- Your instructions
Count the lines that include the string "used", and give only that number.

- Rows
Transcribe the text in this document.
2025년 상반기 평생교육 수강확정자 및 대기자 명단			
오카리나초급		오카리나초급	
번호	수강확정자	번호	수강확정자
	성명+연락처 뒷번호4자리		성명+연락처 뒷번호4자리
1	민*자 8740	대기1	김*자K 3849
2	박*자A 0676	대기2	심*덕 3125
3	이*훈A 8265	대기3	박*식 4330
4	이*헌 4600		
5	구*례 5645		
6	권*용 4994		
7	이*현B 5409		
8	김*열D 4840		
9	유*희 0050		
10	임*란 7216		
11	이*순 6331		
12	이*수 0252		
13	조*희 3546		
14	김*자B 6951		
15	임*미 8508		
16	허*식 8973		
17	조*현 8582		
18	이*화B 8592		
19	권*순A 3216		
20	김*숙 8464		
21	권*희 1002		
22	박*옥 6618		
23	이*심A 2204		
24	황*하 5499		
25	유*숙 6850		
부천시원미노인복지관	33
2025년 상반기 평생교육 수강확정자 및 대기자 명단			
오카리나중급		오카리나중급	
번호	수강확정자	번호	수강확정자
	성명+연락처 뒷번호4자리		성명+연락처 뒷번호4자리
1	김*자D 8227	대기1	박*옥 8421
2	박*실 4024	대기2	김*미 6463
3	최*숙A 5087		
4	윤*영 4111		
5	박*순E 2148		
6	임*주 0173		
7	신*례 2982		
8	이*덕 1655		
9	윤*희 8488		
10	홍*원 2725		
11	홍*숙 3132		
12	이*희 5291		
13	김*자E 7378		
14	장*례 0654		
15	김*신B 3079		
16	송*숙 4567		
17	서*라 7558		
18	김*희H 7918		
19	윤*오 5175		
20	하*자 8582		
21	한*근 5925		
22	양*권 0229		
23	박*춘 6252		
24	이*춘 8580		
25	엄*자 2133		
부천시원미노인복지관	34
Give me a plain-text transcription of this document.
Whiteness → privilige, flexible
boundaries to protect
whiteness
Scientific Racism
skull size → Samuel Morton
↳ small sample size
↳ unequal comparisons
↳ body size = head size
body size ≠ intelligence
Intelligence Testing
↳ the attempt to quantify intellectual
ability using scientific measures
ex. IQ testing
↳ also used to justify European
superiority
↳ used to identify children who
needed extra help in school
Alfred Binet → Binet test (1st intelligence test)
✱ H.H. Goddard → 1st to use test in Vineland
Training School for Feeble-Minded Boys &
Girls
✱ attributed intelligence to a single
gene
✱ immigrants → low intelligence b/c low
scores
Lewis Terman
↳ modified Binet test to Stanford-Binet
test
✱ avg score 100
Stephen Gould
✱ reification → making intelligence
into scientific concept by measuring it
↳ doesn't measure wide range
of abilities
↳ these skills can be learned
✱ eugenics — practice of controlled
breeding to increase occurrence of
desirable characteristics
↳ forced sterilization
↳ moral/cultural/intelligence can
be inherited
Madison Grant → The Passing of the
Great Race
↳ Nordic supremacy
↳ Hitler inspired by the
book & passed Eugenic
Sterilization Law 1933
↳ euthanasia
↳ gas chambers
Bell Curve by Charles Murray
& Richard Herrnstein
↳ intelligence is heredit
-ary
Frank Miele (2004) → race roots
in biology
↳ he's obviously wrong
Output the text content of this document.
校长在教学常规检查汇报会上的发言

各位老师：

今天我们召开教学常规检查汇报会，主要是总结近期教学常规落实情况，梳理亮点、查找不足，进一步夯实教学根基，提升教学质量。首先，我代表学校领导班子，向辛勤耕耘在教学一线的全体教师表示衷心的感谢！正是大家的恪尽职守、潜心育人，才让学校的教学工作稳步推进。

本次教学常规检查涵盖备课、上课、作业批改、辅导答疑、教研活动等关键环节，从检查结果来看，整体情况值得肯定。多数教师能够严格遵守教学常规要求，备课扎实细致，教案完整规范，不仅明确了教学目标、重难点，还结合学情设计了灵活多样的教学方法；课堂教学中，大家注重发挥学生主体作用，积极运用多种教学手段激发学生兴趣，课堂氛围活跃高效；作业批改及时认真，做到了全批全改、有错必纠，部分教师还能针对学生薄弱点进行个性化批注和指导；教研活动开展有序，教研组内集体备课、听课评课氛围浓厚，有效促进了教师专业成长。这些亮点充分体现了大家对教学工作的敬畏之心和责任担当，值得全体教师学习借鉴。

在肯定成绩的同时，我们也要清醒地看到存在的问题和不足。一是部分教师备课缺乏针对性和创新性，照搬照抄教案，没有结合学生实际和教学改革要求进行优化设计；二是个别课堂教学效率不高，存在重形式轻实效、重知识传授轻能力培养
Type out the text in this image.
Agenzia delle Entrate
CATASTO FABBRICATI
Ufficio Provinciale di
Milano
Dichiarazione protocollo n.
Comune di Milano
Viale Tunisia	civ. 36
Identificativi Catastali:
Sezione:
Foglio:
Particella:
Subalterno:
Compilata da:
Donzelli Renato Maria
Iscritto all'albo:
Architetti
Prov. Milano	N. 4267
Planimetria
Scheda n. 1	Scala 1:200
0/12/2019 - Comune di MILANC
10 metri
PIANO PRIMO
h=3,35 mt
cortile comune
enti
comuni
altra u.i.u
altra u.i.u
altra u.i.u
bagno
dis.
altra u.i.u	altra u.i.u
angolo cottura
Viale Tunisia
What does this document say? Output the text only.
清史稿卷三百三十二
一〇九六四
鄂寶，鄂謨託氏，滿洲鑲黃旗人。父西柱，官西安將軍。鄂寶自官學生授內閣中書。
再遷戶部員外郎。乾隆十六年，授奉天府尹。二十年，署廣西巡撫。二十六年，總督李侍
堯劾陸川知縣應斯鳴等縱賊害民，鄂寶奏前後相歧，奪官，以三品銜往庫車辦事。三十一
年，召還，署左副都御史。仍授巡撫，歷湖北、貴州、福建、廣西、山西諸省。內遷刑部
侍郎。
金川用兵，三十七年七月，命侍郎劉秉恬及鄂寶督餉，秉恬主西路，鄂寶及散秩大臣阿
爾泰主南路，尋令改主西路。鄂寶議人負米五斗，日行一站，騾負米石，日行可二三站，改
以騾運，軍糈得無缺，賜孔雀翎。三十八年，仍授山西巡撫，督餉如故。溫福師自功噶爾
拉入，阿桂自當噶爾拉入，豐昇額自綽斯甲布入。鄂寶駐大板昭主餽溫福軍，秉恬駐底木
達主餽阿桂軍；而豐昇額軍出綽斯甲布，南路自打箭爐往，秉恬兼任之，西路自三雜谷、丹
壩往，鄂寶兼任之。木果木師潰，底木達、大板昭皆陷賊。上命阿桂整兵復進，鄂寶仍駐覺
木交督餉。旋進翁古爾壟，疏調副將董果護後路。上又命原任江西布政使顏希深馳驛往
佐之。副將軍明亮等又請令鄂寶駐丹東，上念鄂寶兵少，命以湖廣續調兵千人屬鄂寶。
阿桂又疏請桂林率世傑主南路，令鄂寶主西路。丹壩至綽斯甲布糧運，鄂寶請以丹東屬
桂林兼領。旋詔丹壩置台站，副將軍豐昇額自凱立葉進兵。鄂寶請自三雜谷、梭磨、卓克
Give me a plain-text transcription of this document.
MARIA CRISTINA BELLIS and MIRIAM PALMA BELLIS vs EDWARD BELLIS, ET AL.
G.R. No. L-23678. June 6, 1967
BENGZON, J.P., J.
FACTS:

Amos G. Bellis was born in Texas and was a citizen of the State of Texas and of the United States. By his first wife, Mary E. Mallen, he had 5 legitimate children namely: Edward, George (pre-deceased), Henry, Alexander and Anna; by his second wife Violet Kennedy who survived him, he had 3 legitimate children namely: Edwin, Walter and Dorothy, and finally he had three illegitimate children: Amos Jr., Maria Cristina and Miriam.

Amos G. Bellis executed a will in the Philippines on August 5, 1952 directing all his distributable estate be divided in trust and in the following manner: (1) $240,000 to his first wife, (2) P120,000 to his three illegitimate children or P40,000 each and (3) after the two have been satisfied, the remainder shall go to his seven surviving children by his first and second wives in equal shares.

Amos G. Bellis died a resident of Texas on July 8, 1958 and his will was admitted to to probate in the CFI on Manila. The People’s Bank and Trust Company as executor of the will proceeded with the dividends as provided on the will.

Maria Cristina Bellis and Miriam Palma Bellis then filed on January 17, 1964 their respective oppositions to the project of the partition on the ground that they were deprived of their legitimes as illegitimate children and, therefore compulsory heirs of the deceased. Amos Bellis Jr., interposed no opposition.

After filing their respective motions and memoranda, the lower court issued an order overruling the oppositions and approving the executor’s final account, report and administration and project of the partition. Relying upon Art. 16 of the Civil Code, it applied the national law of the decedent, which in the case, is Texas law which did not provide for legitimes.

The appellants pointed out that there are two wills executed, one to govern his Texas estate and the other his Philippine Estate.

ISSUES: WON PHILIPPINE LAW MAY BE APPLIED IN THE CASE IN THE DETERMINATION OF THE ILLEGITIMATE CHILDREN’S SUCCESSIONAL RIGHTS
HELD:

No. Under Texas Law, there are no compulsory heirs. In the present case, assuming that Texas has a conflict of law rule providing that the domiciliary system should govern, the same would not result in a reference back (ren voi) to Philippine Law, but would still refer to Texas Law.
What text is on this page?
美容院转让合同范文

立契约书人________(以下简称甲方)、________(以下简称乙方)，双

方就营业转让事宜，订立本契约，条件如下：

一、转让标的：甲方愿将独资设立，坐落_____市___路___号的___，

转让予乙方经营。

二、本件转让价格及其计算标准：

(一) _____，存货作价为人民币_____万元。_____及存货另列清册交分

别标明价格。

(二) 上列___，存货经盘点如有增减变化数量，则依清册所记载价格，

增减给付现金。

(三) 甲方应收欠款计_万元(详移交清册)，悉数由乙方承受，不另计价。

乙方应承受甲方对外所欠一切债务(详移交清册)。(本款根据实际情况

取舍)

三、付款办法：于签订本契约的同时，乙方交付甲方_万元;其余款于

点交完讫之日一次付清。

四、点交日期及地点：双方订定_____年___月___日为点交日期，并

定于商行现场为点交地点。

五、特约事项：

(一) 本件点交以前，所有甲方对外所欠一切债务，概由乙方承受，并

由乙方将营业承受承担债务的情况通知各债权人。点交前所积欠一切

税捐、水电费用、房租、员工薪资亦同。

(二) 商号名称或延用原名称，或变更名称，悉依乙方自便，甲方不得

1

- Answer to the exercise
2